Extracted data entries

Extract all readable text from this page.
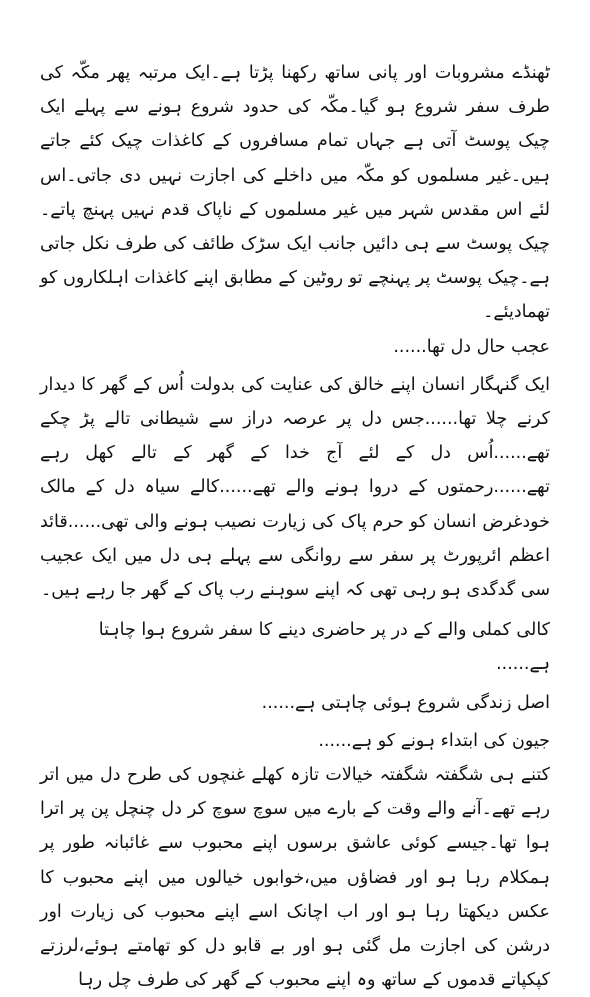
ٹھنڈے مشروبات اور پانی ساتھ رکھنا پڑتا ہے۔ایک مرتبہ پھر مکّہ کی طرف سفر شروع ہو گیا۔مکّہ کی حدود شروع ہونے سے پہلے ایک چیک پوسٹ آتی ہے جہاں تمام مسافروں کے کاغذات چیک کئے جاتے ہیں۔غیر مسلموں کو مکّہ میں داخلے کی اجازت نہیں دی جاتی۔اس لئے اس مقدس شہر میں غیر مسلموں کے ناپاک قدم نہیں پہنچ پاتے۔چیک پوسٹ سے ہی دائیں جانب ایک سڑک طائف کی طرف نکل جاتی ہے۔چیک پوسٹ پر پہنچے تو روٹین کے مطابق اپنے کاغذات اہلکاروں کو تھمادیئے۔

عجب حال دل تھا......

ایک گنہگار انسان اپنے خالق کی عنایت کی بدولت اُس کے گھر کا دیدار کرنے چلا تھا......جس دل پر عرصہ دراز سے شیطانی تالے پڑ چکے تھے......اُس دل کے لئے آج خدا کے گھر کے تالے کھل رہے تھے......رحمتوں کے دروا ہونے والے تھے......کالے سیاہ دل کے مالک خودغرض انسان کو حرم پاک کی زیارت نصیب ہونے والی تھی......قائد اعظم ائرپورٹ پر سفر سے روانگی سے پہلے ہی دل میں ایک عجیب سی گدگدی ہو رہی تھی کہ اپنے سوہنے رب پاک کے گھر جا رہے ہیں۔

کالی کملی والے کے در پر حاضری دینے کا سفر شروع ہوا چاہتا ہے......

اصل زندگی شروع ہوئی چاہتی ہے......

جیون کی ابتداء ہونے کو ہے......

کتنے ہی شگفتہ شگفتہ خیالات تازہ کھلے غنچوں کی طرح دل میں اتر رہے تھے۔آنے والے وقت کے بارے میں سوچ سوچ کر دل چنچل پن پر اترا ہوا تھا۔جیسے کوئی عاشق برسوں اپنے محبوب سے غائبانہ طور پر ہمکلام رہا ہو اور فضاؤں میں،خوابوں خیالوں میں اپنے محبوب کا عکس دیکھتا رہا ہو اور اب اچانک اسے اپنے محبوب کی زیارت اور درشن کی اجازت مل گئی ہو اور بے قابو دل کو تھامتے ہوئے،لرزتے کپکپاتے قدموں کے ساتھ وہ اپنے محبوب کے گھر کی طرف چل رہا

What you will do => The pictures should not appear in the copy; every other part of the records above must be returned exactly.

Task response =>
Extract all readable text from this page.
ٹھنڈے مشروبات اور پانی ساتھ رکھنا پڑتا ہے۔ایک مرتبہ پھر مکّہ کی طرف سفر شروع ہو گیا۔مکّہ کی حدود شروع ہونے سے پہلے ایک چیک پوسٹ آتی ہے جہاں تمام مسافروں کے کاغذات چیک کئے جاتے ہیں۔غیر مسلموں کو مکّہ میں داخلے کی اجازت نہیں دی جاتی۔اس لئے اس مقدس شہر میں غیر مسلموں کے ناپاک قدم نہیں پہنچ پاتے۔چیک پوسٹ سے ہی دائیں جانب ایک سڑک طائف کی طرف نکل جاتی ہے۔چیک پوسٹ پر پہنچے تو روٹین کے مطابق اپنے کاغذات اہلکاروں کو تھمادیئے۔

عجب حال دل تھا......

ایک گنہگار انسان اپنے خالق کی عنایت کی بدولت اُس کے گھر کا دیدار کرنے چلا تھا......جس دل پر عرصہ دراز سے شیطانی تالے پڑ چکے تھے......اُس دل کے لئے آج خدا کے گھر کے تالے کھل رہے تھے......رحمتوں کے دروا ہونے والے تھے......کالے سیاہ دل کے مالک خودغرض انسان کو حرم پاک کی زیارت نصیب ہونے والی تھی......قائد اعظم ائرپورٹ پر سفر سے روانگی سے پہلے ہی دل میں ایک عجیب سی گدگدی ہو رہی تھی کہ اپنے سوہنے رب پاک کے گھر جا رہے ہیں۔

کالی کملی والے کے در پر حاضری دینے کا سفر شروع ہوا چاہتا ہے......

اصل زندگی شروع ہوئی چاہتی ہے......

جیون کی ابتداء ہونے کو ہے......

کتنے ہی شگفتہ شگفتہ خیالات تازہ کھلے غنچوں کی طرح دل میں اتر رہے تھے۔آنے والے وقت کے بارے میں سوچ سوچ کر دل چنچل پن پر اترا ہوا تھا۔جیسے کوئی عاشق برسوں اپنے محبوب سے غائبانہ طور پر ہمکلام رہا ہو اور فضاؤں میں،خوابوں خیالوں میں اپنے محبوب کا عکس دیکھتا رہا ہو اور اب اچانک اسے اپنے محبوب کی زیارت اور درشن کی اجازت مل گئی ہو اور بے قابو دل کو تھامتے ہوئے،لرزتے کپکپاتے قدموں کے ساتھ وہ اپنے محبوب کے گھر کی طرف چل رہا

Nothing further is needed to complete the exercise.